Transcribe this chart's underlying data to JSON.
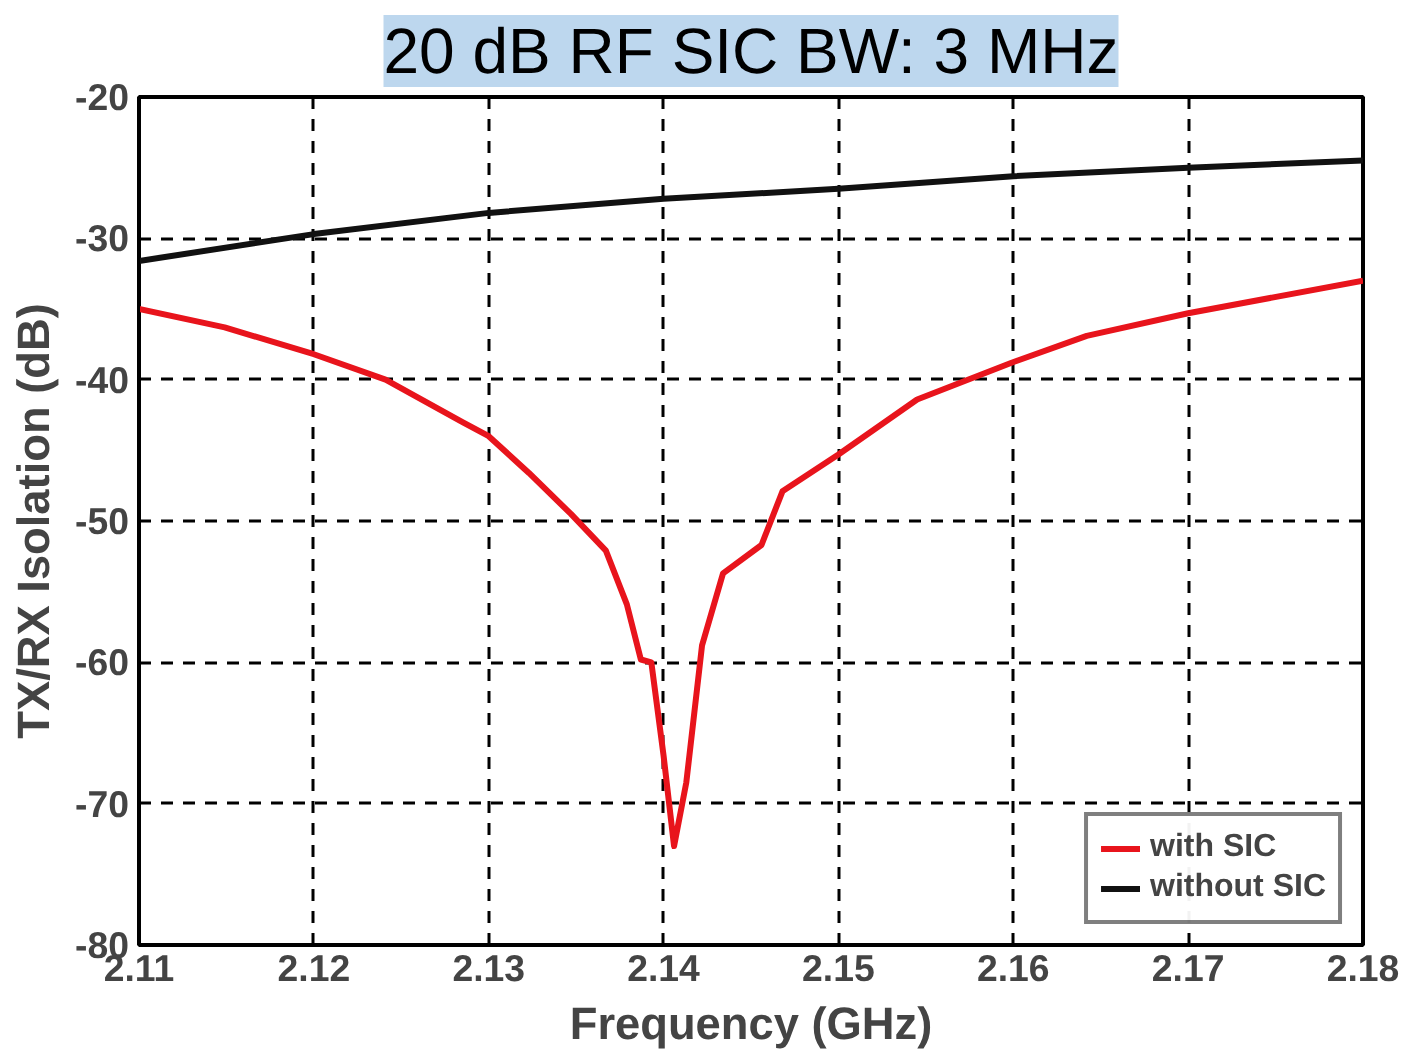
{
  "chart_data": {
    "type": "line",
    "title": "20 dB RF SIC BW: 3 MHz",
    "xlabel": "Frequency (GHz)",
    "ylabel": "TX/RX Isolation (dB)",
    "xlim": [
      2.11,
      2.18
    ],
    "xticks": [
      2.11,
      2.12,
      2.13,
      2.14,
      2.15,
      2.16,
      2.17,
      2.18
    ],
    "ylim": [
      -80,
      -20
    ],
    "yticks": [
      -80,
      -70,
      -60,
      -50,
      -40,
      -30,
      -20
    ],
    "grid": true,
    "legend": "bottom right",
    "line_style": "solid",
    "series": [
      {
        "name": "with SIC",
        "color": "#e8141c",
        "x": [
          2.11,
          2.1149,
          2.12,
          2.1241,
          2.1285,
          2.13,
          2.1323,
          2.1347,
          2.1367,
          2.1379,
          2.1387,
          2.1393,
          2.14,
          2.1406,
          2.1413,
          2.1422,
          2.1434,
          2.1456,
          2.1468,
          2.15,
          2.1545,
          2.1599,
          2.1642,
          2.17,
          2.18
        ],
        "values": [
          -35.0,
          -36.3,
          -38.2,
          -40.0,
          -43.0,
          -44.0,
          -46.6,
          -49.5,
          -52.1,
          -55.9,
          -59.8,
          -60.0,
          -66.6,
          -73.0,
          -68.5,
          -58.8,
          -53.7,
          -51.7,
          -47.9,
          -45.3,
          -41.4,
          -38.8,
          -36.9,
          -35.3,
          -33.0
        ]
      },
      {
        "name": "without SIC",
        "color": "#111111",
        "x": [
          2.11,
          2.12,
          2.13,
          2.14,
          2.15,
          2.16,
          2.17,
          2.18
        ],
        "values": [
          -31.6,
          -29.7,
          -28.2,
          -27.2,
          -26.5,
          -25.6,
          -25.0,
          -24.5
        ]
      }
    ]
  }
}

JOB: Repeat every record above exactly, but leave out any pictures.

THE COMPLETED TASK:
Transcribe this chart's underlying data to JSON.
{
  "chart_data": {
    "type": "line",
    "title": "20 dB RF SIC BW: 3 MHz",
    "xlabel": "Frequency (GHz)",
    "ylabel": "TX/RX Isolation (dB)",
    "xlim": [
      2.11,
      2.18
    ],
    "xticks": [
      2.11,
      2.12,
      2.13,
      2.14,
      2.15,
      2.16,
      2.17,
      2.18
    ],
    "ylim": [
      -80,
      -20
    ],
    "yticks": [
      -80,
      -70,
      -60,
      -50,
      -40,
      -30,
      -20
    ],
    "grid": true,
    "legend": "bottom right",
    "line_style": "solid",
    "series": [
      {
        "name": "with SIC",
        "color": "#e8141c",
        "x": [
          2.11,
          2.1149,
          2.12,
          2.1241,
          2.1285,
          2.13,
          2.1323,
          2.1347,
          2.1367,
          2.1379,
          2.1387,
          2.1393,
          2.14,
          2.1406,
          2.1413,
          2.1422,
          2.1434,
          2.1456,
          2.1468,
          2.15,
          2.1545,
          2.1599,
          2.1642,
          2.17,
          2.18
        ],
        "values": [
          -35.0,
          -36.3,
          -38.2,
          -40.0,
          -43.0,
          -44.0,
          -46.6,
          -49.5,
          -52.1,
          -55.9,
          -59.8,
          -60.0,
          -66.6,
          -73.0,
          -68.5,
          -58.8,
          -53.7,
          -51.7,
          -47.9,
          -45.3,
          -41.4,
          -38.8,
          -36.9,
          -35.3,
          -33.0
        ]
      },
      {
        "name": "without SIC",
        "color": "#111111",
        "x": [
          2.11,
          2.12,
          2.13,
          2.14,
          2.15,
          2.16,
          2.17,
          2.18
        ],
        "values": [
          -31.6,
          -29.7,
          -28.2,
          -27.2,
          -26.5,
          -25.6,
          -25.0,
          -24.5
        ]
      }
    ]
  }
}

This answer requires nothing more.